*Given task:*
Write out each line exactly as it stands, please.

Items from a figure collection
* * *

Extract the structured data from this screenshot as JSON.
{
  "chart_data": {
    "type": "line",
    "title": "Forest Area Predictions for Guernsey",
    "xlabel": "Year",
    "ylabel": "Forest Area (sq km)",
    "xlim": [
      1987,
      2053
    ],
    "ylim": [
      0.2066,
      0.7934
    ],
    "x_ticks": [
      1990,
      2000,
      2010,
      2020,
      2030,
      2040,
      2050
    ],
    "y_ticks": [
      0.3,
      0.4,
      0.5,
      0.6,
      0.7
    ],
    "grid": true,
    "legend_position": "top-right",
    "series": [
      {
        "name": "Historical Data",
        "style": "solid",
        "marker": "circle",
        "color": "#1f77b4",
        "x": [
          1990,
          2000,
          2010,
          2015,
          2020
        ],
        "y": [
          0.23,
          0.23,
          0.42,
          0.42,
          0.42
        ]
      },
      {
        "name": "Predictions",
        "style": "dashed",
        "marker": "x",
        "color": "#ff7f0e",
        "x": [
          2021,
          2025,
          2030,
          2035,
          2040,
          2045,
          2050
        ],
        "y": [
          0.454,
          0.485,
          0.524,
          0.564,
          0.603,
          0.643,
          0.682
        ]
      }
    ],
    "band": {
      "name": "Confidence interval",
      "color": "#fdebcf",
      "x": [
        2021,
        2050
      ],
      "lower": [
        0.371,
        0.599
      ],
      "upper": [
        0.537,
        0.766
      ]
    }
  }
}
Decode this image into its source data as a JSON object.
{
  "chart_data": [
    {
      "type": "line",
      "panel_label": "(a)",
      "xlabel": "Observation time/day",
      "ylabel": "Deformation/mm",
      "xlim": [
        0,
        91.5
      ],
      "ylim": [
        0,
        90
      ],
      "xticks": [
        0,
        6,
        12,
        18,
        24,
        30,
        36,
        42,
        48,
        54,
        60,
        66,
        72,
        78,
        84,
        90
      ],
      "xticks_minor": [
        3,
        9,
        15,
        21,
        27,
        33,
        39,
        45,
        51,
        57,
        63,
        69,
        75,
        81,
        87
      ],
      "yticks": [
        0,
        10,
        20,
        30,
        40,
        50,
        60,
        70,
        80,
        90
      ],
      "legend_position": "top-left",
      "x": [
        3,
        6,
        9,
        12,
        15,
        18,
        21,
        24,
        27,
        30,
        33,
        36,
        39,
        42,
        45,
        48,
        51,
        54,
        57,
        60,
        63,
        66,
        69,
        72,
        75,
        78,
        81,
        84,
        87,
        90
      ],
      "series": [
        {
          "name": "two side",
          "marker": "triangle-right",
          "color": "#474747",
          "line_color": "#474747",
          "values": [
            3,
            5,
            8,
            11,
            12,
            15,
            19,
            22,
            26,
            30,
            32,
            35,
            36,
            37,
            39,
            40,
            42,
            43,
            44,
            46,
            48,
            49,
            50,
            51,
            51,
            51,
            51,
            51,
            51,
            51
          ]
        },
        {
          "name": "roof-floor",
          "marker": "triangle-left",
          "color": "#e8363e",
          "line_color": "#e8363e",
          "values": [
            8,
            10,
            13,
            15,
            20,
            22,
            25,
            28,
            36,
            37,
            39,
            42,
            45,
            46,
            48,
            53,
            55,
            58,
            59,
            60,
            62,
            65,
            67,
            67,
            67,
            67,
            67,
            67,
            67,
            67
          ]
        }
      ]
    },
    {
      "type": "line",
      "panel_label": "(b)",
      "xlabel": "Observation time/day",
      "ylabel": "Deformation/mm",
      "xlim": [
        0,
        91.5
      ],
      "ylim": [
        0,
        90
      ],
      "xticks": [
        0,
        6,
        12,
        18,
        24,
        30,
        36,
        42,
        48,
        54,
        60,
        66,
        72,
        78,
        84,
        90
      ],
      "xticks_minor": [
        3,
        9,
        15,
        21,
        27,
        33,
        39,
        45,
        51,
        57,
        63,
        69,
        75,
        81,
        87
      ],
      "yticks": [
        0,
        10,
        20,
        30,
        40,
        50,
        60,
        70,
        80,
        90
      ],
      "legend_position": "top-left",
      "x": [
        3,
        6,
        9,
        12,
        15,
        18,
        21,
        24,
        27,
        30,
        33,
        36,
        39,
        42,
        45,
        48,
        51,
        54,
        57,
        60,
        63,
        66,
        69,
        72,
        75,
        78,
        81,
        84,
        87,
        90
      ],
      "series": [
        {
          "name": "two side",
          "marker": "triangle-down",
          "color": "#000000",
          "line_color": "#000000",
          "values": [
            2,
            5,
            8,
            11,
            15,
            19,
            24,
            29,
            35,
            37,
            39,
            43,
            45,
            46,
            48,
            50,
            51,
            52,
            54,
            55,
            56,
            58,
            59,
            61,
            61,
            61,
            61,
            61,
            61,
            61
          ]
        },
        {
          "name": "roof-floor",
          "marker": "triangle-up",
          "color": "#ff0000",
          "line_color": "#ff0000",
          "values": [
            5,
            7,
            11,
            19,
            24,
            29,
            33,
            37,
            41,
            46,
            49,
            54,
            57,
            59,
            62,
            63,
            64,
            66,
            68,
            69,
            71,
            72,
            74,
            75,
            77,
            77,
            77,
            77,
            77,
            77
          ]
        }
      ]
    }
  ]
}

* * *

*Task result:*
Extract the structured data from this screenshot as JSON.
{
  "chart_data": {
    "type": "line",
    "title": "Forest Area Predictions for Guernsey",
    "xlabel": "Year",
    "ylabel": "Forest Area (sq km)",
    "xlim": [
      1987,
      2053
    ],
    "ylim": [
      0.2066,
      0.7934
    ],
    "x_ticks": [
      1990,
      2000,
      2010,
      2020,
      2030,
      2040,
      2050
    ],
    "y_ticks": [
      0.3,
      0.4,
      0.5,
      0.6,
      0.7
    ],
    "grid": true,
    "legend_position": "top-right",
    "series": [
      {
        "name": "Historical Data",
        "style": "solid",
        "marker": "circle",
        "color": "#1f77b4",
        "x": [
          1990,
          2000,
          2010,
          2015,
          2020
        ],
        "y": [
          0.23,
          0.23,
          0.42,
          0.42,
          0.42
        ]
      },
      {
        "name": "Predictions",
        "style": "dashed",
        "marker": "x",
        "color": "#ff7f0e",
        "x": [
          2021,
          2025,
          2030,
          2035,
          2040,
          2045,
          2050
        ],
        "y": [
          0.454,
          0.485,
          0.524,
          0.564,
          0.603,
          0.643,
          0.682
        ]
      }
    ],
    "band": {
      "name": "Confidence interval",
      "color": "#fdebcf",
      "x": [
        2021,
        2050
      ],
      "lower": [
        0.371,
        0.599
      ],
      "upper": [
        0.537,
        0.766
      ]
    }
  }
}
Decode this image into its source data as a JSON object.
{
  "chart_data": [
    {
      "type": "line",
      "panel_label": "(a)",
      "xlabel": "Observation time/day",
      "ylabel": "Deformation/mm",
      "xlim": [
        0,
        91.5
      ],
      "ylim": [
        0,
        90
      ],
      "xticks": [
        0,
        6,
        12,
        18,
        24,
        30,
        36,
        42,
        48,
        54,
        60,
        66,
        72,
        78,
        84,
        90
      ],
      "xticks_minor": [
        3,
        9,
        15,
        21,
        27,
        33,
        39,
        45,
        51,
        57,
        63,
        69,
        75,
        81,
        87
      ],
      "yticks": [
        0,
        10,
        20,
        30,
        40,
        50,
        60,
        70,
        80,
        90
      ],
      "legend_position": "top-left",
      "x": [
        3,
        6,
        9,
        12,
        15,
        18,
        21,
        24,
        27,
        30,
        33,
        36,
        39,
        42,
        45,
        48,
        51,
        54,
        57,
        60,
        63,
        66,
        69,
        72,
        75,
        78,
        81,
        84,
        87,
        90
      ],
      "series": [
        {
          "name": "two side",
          "marker": "triangle-right",
          "color": "#474747",
          "line_color": "#474747",
          "values": [
            3,
            5,
            8,
            11,
            12,
            15,
            19,
            22,
            26,
            30,
            32,
            35,
            36,
            37,
            39,
            40,
            42,
            43,
            44,
            46,
            48,
            49,
            50,
            51,
            51,
            51,
            51,
            51,
            51,
            51
          ]
        },
        {
          "name": "roof-floor",
          "marker": "triangle-left",
          "color": "#e8363e",
          "line_color": "#e8363e",
          "values": [
            8,
            10,
            13,
            15,
            20,
            22,
            25,
            28,
            36,
            37,
            39,
            42,
            45,
            46,
            48,
            53,
            55,
            58,
            59,
            60,
            62,
            65,
            67,
            67,
            67,
            67,
            67,
            67,
            67,
            67
          ]
        }
      ]
    },
    {
      "type": "line",
      "panel_label": "(b)",
      "xlabel": "Observation time/day",
      "ylabel": "Deformation/mm",
      "xlim": [
        0,
        91.5
      ],
      "ylim": [
        0,
        90
      ],
      "xticks": [
        0,
        6,
        12,
        18,
        24,
        30,
        36,
        42,
        48,
        54,
        60,
        66,
        72,
        78,
        84,
        90
      ],
      "xticks_minor": [
        3,
        9,
        15,
        21,
        27,
        33,
        39,
        45,
        51,
        57,
        63,
        69,
        75,
        81,
        87
      ],
      "yticks": [
        0,
        10,
        20,
        30,
        40,
        50,
        60,
        70,
        80,
        90
      ],
      "legend_position": "top-left",
      "x": [
        3,
        6,
        9,
        12,
        15,
        18,
        21,
        24,
        27,
        30,
        33,
        36,
        39,
        42,
        45,
        48,
        51,
        54,
        57,
        60,
        63,
        66,
        69,
        72,
        75,
        78,
        81,
        84,
        87,
        90
      ],
      "series": [
        {
          "name": "two side",
          "marker": "triangle-down",
          "color": "#000000",
          "line_color": "#000000",
          "values": [
            2,
            5,
            8,
            11,
            15,
            19,
            24,
            29,
            35,
            37,
            39,
            43,
            45,
            46,
            48,
            50,
            51,
            52,
            54,
            55,
            56,
            58,
            59,
            61,
            61,
            61,
            61,
            61,
            61,
            61
          ]
        },
        {
          "name": "roof-floor",
          "marker": "triangle-up",
          "color": "#ff0000",
          "line_color": "#ff0000",
          "values": [
            5,
            7,
            11,
            19,
            24,
            29,
            33,
            37,
            41,
            46,
            49,
            54,
            57,
            59,
            62,
            63,
            64,
            66,
            68,
            69,
            71,
            72,
            74,
            75,
            77,
            77,
            77,
            77,
            77,
            77
          ]
        }
      ]
    }
  ]
}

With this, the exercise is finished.